## What you will do
Reproduce the stretch of material from the line containing "What elements are in" through the line containing "volume-icon[interactable]: 🔈 (93, 294, 102, 302)", swapping "orchids" for "flowers" and changing nothing else. Leave the pictures out of your answer.

## Exercise input
----------

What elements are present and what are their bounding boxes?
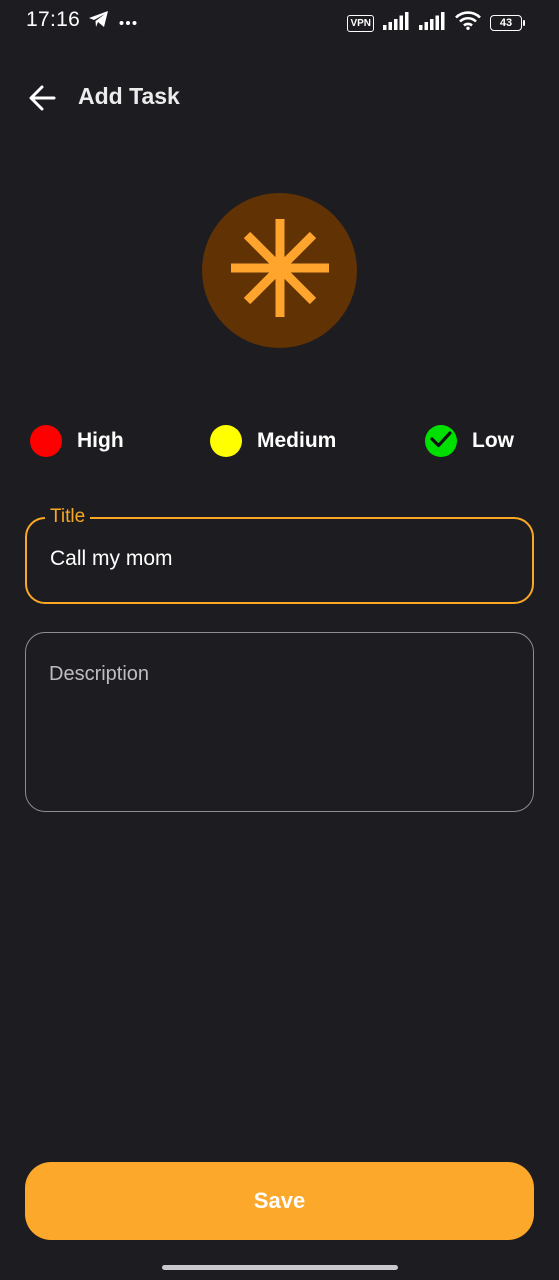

----------

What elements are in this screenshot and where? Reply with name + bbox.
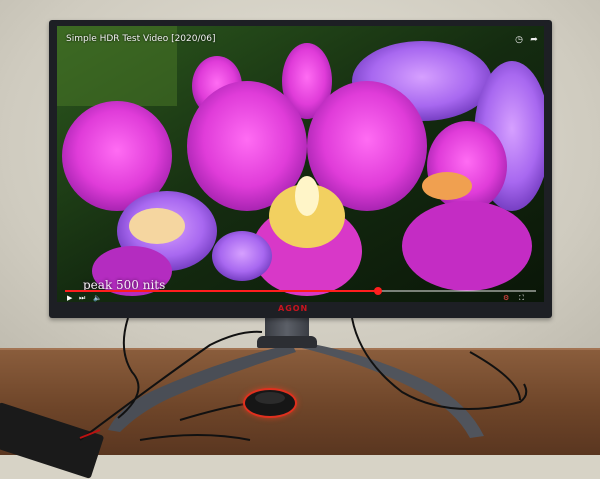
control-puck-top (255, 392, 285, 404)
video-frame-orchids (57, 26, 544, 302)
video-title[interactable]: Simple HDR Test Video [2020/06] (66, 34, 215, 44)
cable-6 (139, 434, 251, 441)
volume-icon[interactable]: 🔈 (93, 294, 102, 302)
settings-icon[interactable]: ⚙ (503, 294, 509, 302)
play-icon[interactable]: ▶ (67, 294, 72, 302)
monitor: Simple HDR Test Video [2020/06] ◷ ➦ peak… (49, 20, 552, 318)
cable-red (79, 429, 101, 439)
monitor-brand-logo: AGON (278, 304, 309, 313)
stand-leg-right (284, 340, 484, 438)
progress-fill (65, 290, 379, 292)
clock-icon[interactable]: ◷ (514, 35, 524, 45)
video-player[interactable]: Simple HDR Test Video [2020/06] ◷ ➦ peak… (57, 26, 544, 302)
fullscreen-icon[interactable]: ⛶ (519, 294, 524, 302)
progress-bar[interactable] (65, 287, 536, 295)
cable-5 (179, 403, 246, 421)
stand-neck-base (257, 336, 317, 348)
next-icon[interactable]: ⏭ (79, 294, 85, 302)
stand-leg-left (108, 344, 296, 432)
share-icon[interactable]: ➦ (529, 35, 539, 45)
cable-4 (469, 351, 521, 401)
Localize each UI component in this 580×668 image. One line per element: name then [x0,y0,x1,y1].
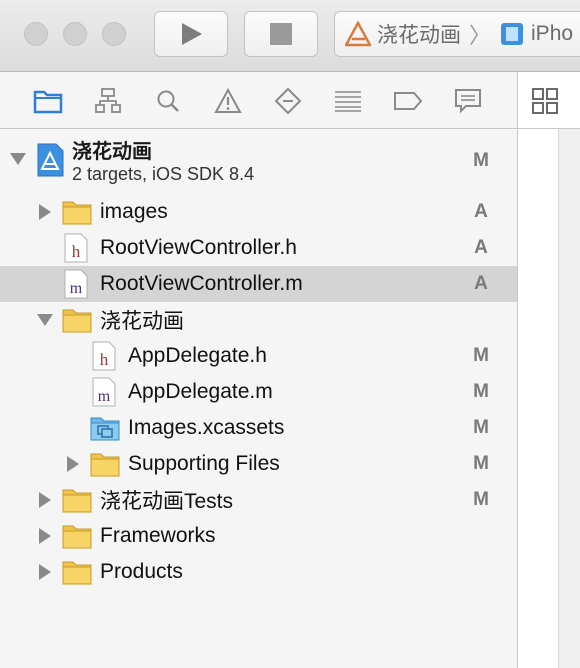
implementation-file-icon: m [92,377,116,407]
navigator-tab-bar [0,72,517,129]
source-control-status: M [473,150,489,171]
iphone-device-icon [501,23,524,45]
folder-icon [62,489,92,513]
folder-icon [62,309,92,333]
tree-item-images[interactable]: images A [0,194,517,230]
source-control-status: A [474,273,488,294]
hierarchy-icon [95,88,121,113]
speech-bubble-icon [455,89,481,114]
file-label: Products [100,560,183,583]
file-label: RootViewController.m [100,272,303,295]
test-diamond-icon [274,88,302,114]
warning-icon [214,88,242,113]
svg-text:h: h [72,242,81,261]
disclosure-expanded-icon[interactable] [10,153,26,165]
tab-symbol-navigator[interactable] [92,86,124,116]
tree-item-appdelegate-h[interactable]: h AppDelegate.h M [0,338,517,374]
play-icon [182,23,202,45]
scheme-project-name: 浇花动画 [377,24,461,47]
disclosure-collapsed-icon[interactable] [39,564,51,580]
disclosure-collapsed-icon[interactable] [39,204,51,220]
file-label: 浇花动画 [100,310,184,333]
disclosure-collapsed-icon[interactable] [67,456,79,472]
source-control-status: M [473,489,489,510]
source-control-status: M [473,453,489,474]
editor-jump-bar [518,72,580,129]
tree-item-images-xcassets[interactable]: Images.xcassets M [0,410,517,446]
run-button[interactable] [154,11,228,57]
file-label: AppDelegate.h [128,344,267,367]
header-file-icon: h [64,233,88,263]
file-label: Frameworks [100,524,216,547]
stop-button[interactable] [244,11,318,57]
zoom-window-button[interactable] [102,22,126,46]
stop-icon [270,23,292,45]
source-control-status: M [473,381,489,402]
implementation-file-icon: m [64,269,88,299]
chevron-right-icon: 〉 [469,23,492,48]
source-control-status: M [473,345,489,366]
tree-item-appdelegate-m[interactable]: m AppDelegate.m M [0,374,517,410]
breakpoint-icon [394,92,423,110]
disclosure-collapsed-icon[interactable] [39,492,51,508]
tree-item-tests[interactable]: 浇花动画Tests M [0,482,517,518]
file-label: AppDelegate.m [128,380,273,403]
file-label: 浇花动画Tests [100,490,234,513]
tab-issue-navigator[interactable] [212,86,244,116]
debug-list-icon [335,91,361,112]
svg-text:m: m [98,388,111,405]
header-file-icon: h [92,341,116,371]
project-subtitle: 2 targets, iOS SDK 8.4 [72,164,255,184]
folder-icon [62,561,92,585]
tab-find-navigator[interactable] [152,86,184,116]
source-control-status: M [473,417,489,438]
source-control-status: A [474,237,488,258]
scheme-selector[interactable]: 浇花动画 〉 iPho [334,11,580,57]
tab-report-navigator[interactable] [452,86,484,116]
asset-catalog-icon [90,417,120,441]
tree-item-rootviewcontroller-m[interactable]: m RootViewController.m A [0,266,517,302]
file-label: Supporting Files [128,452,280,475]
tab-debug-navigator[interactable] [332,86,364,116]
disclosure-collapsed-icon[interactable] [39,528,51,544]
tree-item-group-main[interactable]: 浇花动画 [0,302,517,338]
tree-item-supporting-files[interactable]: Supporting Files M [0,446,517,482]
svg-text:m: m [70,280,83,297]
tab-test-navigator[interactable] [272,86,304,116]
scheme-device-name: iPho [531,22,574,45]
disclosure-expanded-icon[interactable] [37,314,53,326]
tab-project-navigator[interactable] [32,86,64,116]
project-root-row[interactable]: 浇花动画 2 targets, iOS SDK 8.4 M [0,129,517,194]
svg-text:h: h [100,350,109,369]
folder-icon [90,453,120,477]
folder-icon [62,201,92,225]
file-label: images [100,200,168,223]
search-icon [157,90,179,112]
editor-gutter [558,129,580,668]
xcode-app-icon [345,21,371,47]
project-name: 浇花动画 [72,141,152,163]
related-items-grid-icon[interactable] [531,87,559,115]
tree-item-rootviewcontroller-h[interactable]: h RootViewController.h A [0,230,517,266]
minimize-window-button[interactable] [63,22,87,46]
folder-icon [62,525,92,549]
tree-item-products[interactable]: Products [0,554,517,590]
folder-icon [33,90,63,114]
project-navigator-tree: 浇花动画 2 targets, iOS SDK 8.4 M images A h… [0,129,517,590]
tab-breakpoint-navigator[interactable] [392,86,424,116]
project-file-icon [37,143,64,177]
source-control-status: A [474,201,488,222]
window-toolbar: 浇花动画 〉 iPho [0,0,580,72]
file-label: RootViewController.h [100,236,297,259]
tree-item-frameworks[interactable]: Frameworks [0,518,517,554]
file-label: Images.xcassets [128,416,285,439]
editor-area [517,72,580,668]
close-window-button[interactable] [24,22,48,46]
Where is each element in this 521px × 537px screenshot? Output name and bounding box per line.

----------

## Response to the exercise
What elements are in this screenshot and where? Reply with name + bbox.
control-puck-top (255, 392, 285, 404)
video-frame-flowers (57, 26, 544, 302)
video-title[interactable]: Simple HDR Test Video [2020/06] (66, 34, 215, 44)
cable-6 (139, 434, 251, 441)
volume-icon[interactable]: 🔈 (93, 294, 102, 302)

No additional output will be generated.